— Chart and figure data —
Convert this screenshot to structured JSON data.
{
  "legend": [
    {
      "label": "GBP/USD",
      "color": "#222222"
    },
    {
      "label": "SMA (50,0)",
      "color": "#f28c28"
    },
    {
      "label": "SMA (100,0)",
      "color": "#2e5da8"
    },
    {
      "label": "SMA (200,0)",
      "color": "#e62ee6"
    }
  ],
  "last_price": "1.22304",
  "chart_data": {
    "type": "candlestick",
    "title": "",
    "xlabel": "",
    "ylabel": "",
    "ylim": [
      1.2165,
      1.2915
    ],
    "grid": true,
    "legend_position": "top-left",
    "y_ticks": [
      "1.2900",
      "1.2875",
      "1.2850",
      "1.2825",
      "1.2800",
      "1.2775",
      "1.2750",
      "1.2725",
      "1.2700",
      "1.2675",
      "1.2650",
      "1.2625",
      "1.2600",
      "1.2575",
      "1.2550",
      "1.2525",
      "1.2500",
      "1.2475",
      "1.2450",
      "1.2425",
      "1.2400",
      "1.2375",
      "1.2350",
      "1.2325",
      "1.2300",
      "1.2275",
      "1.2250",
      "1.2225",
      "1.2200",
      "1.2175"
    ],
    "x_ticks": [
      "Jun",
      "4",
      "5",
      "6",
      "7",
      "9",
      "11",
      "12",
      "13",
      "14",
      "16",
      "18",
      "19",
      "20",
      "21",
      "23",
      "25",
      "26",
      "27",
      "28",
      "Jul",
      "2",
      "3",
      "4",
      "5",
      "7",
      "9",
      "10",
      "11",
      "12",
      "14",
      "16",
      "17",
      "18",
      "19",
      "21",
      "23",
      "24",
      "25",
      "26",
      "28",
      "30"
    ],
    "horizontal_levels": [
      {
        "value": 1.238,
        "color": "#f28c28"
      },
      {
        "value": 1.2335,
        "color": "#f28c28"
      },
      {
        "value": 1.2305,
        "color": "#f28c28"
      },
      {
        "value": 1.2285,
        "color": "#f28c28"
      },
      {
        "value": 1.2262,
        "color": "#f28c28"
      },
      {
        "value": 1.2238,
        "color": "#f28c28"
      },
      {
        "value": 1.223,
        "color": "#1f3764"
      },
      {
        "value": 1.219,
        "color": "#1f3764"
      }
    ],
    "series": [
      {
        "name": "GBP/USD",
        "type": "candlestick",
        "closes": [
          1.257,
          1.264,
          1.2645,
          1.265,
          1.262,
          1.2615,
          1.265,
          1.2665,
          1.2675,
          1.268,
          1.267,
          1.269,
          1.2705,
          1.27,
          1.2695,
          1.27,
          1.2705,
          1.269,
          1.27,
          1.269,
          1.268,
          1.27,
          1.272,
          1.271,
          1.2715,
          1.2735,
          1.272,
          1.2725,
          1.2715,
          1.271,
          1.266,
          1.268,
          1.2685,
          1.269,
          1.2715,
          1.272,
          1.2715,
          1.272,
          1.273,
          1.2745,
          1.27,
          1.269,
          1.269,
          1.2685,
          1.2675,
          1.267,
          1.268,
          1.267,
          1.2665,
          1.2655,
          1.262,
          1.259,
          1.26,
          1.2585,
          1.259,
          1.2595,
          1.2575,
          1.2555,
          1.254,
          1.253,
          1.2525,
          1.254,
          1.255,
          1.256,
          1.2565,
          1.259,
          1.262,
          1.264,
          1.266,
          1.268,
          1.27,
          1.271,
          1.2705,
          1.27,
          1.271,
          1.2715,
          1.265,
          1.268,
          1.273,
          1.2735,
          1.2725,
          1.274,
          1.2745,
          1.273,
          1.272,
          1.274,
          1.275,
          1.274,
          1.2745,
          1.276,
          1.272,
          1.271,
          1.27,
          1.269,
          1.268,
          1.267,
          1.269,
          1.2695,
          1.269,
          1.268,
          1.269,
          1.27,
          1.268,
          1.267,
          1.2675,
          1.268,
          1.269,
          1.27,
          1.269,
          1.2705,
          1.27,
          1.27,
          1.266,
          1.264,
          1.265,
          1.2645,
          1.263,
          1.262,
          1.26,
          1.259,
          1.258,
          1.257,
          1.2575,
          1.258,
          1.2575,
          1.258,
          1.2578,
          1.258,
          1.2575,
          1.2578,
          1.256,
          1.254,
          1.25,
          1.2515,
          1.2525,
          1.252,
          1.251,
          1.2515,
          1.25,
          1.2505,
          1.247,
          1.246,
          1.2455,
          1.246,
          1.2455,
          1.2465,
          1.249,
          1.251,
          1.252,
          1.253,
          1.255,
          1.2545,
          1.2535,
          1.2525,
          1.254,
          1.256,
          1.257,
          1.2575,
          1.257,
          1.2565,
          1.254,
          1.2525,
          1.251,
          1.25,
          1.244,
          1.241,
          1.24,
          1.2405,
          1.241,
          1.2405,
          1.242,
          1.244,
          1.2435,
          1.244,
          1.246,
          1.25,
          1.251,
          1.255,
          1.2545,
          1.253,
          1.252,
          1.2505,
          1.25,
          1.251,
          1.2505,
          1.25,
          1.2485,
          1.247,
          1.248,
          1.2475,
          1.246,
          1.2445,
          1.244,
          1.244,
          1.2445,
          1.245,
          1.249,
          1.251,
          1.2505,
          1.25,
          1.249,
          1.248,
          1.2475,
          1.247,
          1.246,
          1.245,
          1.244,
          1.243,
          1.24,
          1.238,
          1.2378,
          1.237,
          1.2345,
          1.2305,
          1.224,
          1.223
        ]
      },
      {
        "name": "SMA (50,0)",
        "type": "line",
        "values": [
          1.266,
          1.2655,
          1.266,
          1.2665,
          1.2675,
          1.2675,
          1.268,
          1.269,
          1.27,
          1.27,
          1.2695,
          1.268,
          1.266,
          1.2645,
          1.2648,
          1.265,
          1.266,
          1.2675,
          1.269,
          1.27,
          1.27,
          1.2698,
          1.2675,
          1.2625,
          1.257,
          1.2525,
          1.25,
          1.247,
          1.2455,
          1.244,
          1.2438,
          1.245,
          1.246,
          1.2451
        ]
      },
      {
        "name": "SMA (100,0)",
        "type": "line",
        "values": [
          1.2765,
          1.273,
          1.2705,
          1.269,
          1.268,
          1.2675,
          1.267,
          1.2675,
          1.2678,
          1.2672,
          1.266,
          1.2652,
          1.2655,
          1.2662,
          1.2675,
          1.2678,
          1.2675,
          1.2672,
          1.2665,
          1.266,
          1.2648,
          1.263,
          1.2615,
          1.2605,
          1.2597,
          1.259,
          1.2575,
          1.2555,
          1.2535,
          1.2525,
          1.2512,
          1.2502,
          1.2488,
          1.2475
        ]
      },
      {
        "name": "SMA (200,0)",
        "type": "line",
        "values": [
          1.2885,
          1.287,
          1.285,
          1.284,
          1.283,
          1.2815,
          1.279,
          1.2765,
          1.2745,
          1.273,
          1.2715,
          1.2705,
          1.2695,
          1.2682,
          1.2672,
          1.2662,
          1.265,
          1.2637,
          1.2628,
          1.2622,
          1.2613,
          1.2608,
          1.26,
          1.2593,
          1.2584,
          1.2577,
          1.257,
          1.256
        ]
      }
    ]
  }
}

— Directions —
Above are some records; repeat all of them exactly.

— In response —
Convert this screenshot to structured JSON data.
{
  "legend": [
    {
      "label": "GBP/USD",
      "color": "#222222"
    },
    {
      "label": "SMA (50,0)",
      "color": "#f28c28"
    },
    {
      "label": "SMA (100,0)",
      "color": "#2e5da8"
    },
    {
      "label": "SMA (200,0)",
      "color": "#e62ee6"
    }
  ],
  "last_price": "1.22304",
  "chart_data": {
    "type": "candlestick",
    "title": "",
    "xlabel": "",
    "ylabel": "",
    "ylim": [
      1.2165,
      1.2915
    ],
    "grid": true,
    "legend_position": "top-left",
    "y_ticks": [
      "1.2900",
      "1.2875",
      "1.2850",
      "1.2825",
      "1.2800",
      "1.2775",
      "1.2750",
      "1.2725",
      "1.2700",
      "1.2675",
      "1.2650",
      "1.2625",
      "1.2600",
      "1.2575",
      "1.2550",
      "1.2525",
      "1.2500",
      "1.2475",
      "1.2450",
      "1.2425",
      "1.2400",
      "1.2375",
      "1.2350",
      "1.2325",
      "1.2300",
      "1.2275",
      "1.2250",
      "1.2225",
      "1.2200",
      "1.2175"
    ],
    "x_ticks": [
      "Jun",
      "4",
      "5",
      "6",
      "7",
      "9",
      "11",
      "12",
      "13",
      "14",
      "16",
      "18",
      "19",
      "20",
      "21",
      "23",
      "25",
      "26",
      "27",
      "28",
      "Jul",
      "2",
      "3",
      "4",
      "5",
      "7",
      "9",
      "10",
      "11",
      "12",
      "14",
      "16",
      "17",
      "18",
      "19",
      "21",
      "23",
      "24",
      "25",
      "26",
      "28",
      "30"
    ],
    "horizontal_levels": [
      {
        "value": 1.238,
        "color": "#f28c28"
      },
      {
        "value": 1.2335,
        "color": "#f28c28"
      },
      {
        "value": 1.2305,
        "color": "#f28c28"
      },
      {
        "value": 1.2285,
        "color": "#f28c28"
      },
      {
        "value": 1.2262,
        "color": "#f28c28"
      },
      {
        "value": 1.2238,
        "color": "#f28c28"
      },
      {
        "value": 1.223,
        "color": "#1f3764"
      },
      {
        "value": 1.219,
        "color": "#1f3764"
      }
    ],
    "series": [
      {
        "name": "GBP/USD",
        "type": "candlestick",
        "closes": [
          1.257,
          1.264,
          1.2645,
          1.265,
          1.262,
          1.2615,
          1.265,
          1.2665,
          1.2675,
          1.268,
          1.267,
          1.269,
          1.2705,
          1.27,
          1.2695,
          1.27,
          1.2705,
          1.269,
          1.27,
          1.269,
          1.268,
          1.27,
          1.272,
          1.271,
          1.2715,
          1.2735,
          1.272,
          1.2725,
          1.2715,
          1.271,
          1.266,
          1.268,
          1.2685,
          1.269,
          1.2715,
          1.272,
          1.2715,
          1.272,
          1.273,
          1.2745,
          1.27,
          1.269,
          1.269,
          1.2685,
          1.2675,
          1.267,
          1.268,
          1.267,
          1.2665,
          1.2655,
          1.262,
          1.259,
          1.26,
          1.2585,
          1.259,
          1.2595,
          1.2575,
          1.2555,
          1.254,
          1.253,
          1.2525,
          1.254,
          1.255,
          1.256,
          1.2565,
          1.259,
          1.262,
          1.264,
          1.266,
          1.268,
          1.27,
          1.271,
          1.2705,
          1.27,
          1.271,
          1.2715,
          1.265,
          1.268,
          1.273,
          1.2735,
          1.2725,
          1.274,
          1.2745,
          1.273,
          1.272,
          1.274,
          1.275,
          1.274,
          1.2745,
          1.276,
          1.272,
          1.271,
          1.27,
          1.269,
          1.268,
          1.267,
          1.269,
          1.2695,
          1.269,
          1.268,
          1.269,
          1.27,
          1.268,
          1.267,
          1.2675,
          1.268,
          1.269,
          1.27,
          1.269,
          1.2705,
          1.27,
          1.27,
          1.266,
          1.264,
          1.265,
          1.2645,
          1.263,
          1.262,
          1.26,
          1.259,
          1.258,
          1.257,
          1.2575,
          1.258,
          1.2575,
          1.258,
          1.2578,
          1.258,
          1.2575,
          1.2578,
          1.256,
          1.254,
          1.25,
          1.2515,
          1.2525,
          1.252,
          1.251,
          1.2515,
          1.25,
          1.2505,
          1.247,
          1.246,
          1.2455,
          1.246,
          1.2455,
          1.2465,
          1.249,
          1.251,
          1.252,
          1.253,
          1.255,
          1.2545,
          1.2535,
          1.2525,
          1.254,
          1.256,
          1.257,
          1.2575,
          1.257,
          1.2565,
          1.254,
          1.2525,
          1.251,
          1.25,
          1.244,
          1.241,
          1.24,
          1.2405,
          1.241,
          1.2405,
          1.242,
          1.244,
          1.2435,
          1.244,
          1.246,
          1.25,
          1.251,
          1.255,
          1.2545,
          1.253,
          1.252,
          1.2505,
          1.25,
          1.251,
          1.2505,
          1.25,
          1.2485,
          1.247,
          1.248,
          1.2475,
          1.246,
          1.2445,
          1.244,
          1.244,
          1.2445,
          1.245,
          1.249,
          1.251,
          1.2505,
          1.25,
          1.249,
          1.248,
          1.2475,
          1.247,
          1.246,
          1.245,
          1.244,
          1.243,
          1.24,
          1.238,
          1.2378,
          1.237,
          1.2345,
          1.2305,
          1.224,
          1.223
        ]
      },
      {
        "name": "SMA (50,0)",
        "type": "line",
        "values": [
          1.266,
          1.2655,
          1.266,
          1.2665,
          1.2675,
          1.2675,
          1.268,
          1.269,
          1.27,
          1.27,
          1.2695,
          1.268,
          1.266,
          1.2645,
          1.2648,
          1.265,
          1.266,
          1.2675,
          1.269,
          1.27,
          1.27,
          1.2698,
          1.2675,
          1.2625,
          1.257,
          1.2525,
          1.25,
          1.247,
          1.2455,
          1.244,
          1.2438,
          1.245,
          1.246,
          1.2451
        ]
      },
      {
        "name": "SMA (100,0)",
        "type": "line",
        "values": [
          1.2765,
          1.273,
          1.2705,
          1.269,
          1.268,
          1.2675,
          1.267,
          1.2675,
          1.2678,
          1.2672,
          1.266,
          1.2652,
          1.2655,
          1.2662,
          1.2675,
          1.2678,
          1.2675,
          1.2672,
          1.2665,
          1.266,
          1.2648,
          1.263,
          1.2615,
          1.2605,
          1.2597,
          1.259,
          1.2575,
          1.2555,
          1.2535,
          1.2525,
          1.2512,
          1.2502,
          1.2488,
          1.2475
        ]
      },
      {
        "name": "SMA (200,0)",
        "type": "line",
        "values": [
          1.2885,
          1.287,
          1.285,
          1.284,
          1.283,
          1.2815,
          1.279,
          1.2765,
          1.2745,
          1.273,
          1.2715,
          1.2705,
          1.2695,
          1.2682,
          1.2672,
          1.2662,
          1.265,
          1.2637,
          1.2628,
          1.2622,
          1.2613,
          1.2608,
          1.26,
          1.2593,
          1.2584,
          1.2577,
          1.257,
          1.256
        ]
      }
    ]
  }
}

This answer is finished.